▶ TASK DESCRIPTION: Extract the full listing below without altering a single character.

▶ GIVEN ENTRIES:
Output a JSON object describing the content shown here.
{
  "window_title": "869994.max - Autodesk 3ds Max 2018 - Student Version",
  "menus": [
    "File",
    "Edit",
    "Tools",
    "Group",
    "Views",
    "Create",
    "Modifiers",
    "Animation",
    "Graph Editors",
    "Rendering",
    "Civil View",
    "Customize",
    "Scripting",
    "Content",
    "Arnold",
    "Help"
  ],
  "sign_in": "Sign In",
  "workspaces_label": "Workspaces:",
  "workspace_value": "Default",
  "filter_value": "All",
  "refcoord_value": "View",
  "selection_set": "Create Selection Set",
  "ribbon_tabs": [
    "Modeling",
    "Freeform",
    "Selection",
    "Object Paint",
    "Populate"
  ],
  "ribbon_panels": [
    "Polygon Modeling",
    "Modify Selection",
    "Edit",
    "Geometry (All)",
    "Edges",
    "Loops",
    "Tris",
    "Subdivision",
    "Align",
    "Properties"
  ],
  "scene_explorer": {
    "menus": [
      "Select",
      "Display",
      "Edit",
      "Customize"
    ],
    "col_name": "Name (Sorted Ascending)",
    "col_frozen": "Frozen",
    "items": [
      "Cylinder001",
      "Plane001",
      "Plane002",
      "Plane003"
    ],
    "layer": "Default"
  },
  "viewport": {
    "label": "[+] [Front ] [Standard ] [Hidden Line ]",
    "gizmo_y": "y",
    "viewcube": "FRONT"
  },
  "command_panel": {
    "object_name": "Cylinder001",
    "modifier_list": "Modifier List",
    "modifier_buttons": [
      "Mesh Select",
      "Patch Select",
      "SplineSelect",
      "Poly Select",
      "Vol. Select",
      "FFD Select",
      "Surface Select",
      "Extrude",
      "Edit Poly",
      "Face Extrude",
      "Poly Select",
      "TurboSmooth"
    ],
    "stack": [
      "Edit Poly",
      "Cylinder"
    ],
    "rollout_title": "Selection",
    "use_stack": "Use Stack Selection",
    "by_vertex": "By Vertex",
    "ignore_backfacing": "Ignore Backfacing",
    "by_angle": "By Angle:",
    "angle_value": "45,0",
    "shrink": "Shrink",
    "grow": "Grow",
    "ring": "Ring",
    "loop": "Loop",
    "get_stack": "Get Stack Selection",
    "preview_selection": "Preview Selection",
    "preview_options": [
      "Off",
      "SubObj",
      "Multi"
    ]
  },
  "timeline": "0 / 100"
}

▶ THE RESPONSE:
Output a JSON object describing the content shown here.
{
  "window_title": "869994.max - Autodesk 3ds Max 2018 - Student Version",
  "menus": [
    "File",
    "Edit",
    "Tools",
    "Group",
    "Views",
    "Create",
    "Modifiers",
    "Animation",
    "Graph Editors",
    "Rendering",
    "Civil View",
    "Customize",
    "Scripting",
    "Content",
    "Arnold",
    "Help"
  ],
  "sign_in": "Sign In",
  "workspaces_label": "Workspaces:",
  "workspace_value": "Default",
  "filter_value": "All",
  "refcoord_value": "View",
  "selection_set": "Create Selection Set",
  "ribbon_tabs": [
    "Modeling",
    "Freeform",
    "Selection",
    "Object Paint",
    "Populate"
  ],
  "ribbon_panels": [
    "Polygon Modeling",
    "Modify Selection",
    "Edit",
    "Geometry (All)",
    "Edges",
    "Loops",
    "Tris",
    "Subdivision",
    "Align",
    "Properties"
  ],
  "scene_explorer": {
    "menus": [
      "Select",
      "Display",
      "Edit",
      "Customize"
    ],
    "col_name": "Name (Sorted Ascending)",
    "col_frozen": "Frozen",
    "items": [
      "Cylinder001",
      "Plane001",
      "Plane002",
      "Plane003"
    ],
    "layer": "Default"
  },
  "viewport": {
    "label": "[+] [Front ] [Standard ] [Hidden Line ]",
    "gizmo_y": "y",
    "viewcube": "FRONT"
  },
  "command_panel": {
    "object_name": "Cylinder001",
    "modifier_list": "Modifier List",
    "modifier_buttons": [
      "Mesh Select",
      "Patch Select",
      "SplineSelect",
      "Poly Select",
      "Vol. Select",
      "FFD Select",
      "Surface Select",
      "Extrude",
      "Edit Poly",
      "Face Extrude",
      "Poly Select",
      "TurboSmooth"
    ],
    "stack": [
      "Edit Poly",
      "Cylinder"
    ],
    "rollout_title": "Selection",
    "use_stack": "Use Stack Selection",
    "by_vertex": "By Vertex",
    "ignore_backfacing": "Ignore Backfacing",
    "by_angle": "By Angle:",
    "angle_value": "45,0",
    "shrink": "Shrink",
    "grow": "Grow",
    "ring": "Ring",
    "loop": "Loop",
    "get_stack": "Get Stack Selection",
    "preview_selection": "Preview Selection",
    "preview_options": [
      "Off",
      "SubObj",
      "Multi"
    ]
  },
  "timeline": "0 / 100"
}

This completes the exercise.